> **Work to complete**
Locate every line that holds the string "accent" and copy it.

··· Dataset records

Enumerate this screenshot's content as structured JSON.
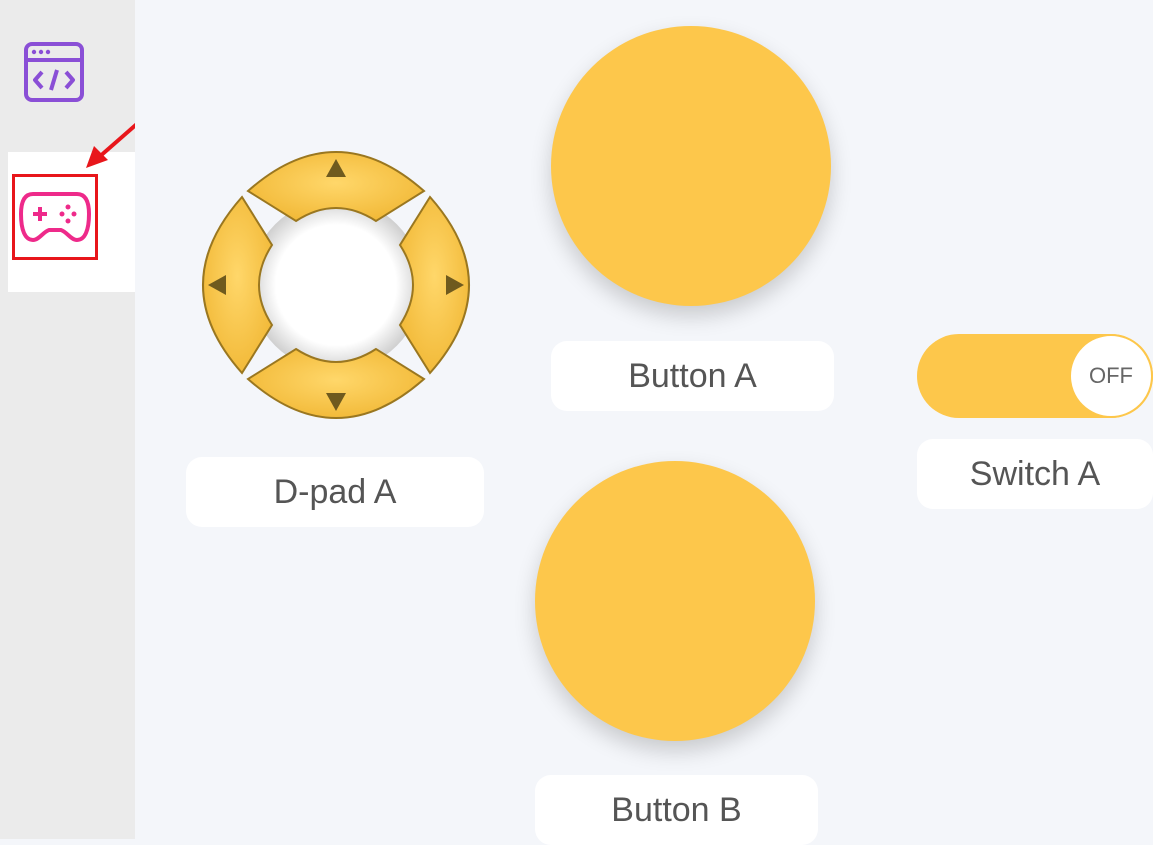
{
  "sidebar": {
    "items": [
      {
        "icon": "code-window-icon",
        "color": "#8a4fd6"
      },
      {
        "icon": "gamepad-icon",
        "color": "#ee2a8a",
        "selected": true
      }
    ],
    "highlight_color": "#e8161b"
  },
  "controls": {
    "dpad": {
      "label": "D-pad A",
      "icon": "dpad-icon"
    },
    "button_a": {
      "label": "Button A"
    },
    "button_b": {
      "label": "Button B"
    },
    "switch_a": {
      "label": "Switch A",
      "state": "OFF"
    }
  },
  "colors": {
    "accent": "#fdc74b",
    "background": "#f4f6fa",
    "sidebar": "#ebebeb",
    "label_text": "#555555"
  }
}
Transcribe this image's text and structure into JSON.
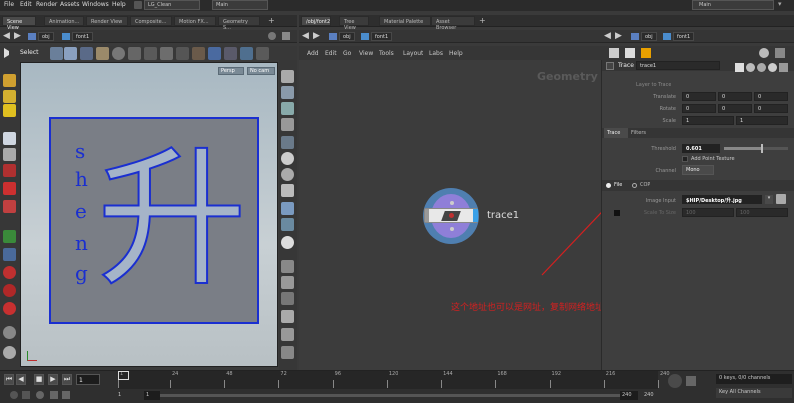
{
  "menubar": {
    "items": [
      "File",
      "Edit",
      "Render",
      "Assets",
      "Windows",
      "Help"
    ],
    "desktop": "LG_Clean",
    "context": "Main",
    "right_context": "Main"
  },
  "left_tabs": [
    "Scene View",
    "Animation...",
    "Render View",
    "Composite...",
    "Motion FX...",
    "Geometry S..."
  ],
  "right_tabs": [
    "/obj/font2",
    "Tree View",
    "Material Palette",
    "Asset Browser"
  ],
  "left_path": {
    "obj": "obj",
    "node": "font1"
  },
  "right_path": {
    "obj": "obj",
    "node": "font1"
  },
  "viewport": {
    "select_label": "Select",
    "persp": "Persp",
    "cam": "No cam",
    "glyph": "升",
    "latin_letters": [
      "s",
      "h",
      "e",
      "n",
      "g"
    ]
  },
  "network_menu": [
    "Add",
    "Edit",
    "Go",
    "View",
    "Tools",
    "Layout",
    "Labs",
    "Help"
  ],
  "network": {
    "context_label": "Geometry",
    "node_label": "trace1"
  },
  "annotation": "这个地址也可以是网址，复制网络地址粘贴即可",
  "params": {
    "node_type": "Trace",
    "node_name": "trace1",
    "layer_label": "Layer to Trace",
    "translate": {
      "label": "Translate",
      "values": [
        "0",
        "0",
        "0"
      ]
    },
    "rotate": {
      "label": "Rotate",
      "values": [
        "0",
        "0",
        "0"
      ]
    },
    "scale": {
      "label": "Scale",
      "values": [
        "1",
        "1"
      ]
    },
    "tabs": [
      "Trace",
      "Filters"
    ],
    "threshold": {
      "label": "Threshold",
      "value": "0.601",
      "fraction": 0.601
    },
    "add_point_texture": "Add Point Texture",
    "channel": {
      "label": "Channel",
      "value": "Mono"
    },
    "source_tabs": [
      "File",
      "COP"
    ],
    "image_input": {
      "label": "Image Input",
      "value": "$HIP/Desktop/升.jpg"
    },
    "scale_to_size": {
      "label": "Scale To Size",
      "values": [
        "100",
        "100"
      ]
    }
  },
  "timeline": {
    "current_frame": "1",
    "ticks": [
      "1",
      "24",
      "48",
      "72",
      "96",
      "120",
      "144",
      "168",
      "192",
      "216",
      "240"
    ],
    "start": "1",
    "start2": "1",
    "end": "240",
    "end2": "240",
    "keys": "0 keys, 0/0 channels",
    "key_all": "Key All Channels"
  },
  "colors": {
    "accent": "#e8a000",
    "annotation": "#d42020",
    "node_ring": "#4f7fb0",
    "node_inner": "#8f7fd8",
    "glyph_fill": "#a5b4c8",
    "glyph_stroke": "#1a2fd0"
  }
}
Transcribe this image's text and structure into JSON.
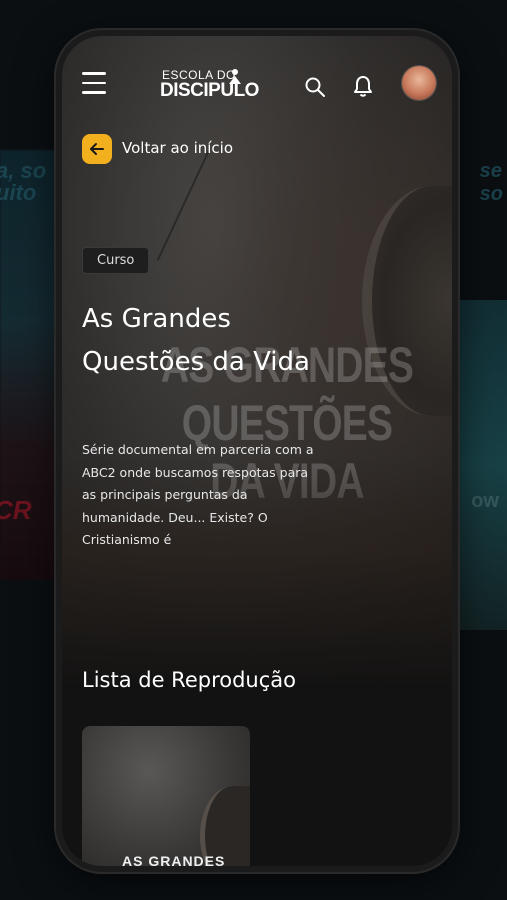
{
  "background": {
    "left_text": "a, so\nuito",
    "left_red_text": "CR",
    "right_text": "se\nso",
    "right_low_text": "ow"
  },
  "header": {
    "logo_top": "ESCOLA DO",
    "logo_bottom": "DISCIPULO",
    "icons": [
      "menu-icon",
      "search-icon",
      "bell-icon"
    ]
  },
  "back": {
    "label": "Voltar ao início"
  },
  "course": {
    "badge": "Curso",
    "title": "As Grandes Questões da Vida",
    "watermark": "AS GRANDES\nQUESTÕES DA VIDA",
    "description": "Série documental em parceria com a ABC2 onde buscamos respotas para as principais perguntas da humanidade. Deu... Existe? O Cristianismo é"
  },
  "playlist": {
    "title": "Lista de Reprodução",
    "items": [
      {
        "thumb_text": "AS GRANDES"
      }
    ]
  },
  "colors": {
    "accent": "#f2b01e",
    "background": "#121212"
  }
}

······

> **Expected answer**
    "accent": "#fdc74b",
    "accent": "#e8a000",
    "accent": "#f2b01e",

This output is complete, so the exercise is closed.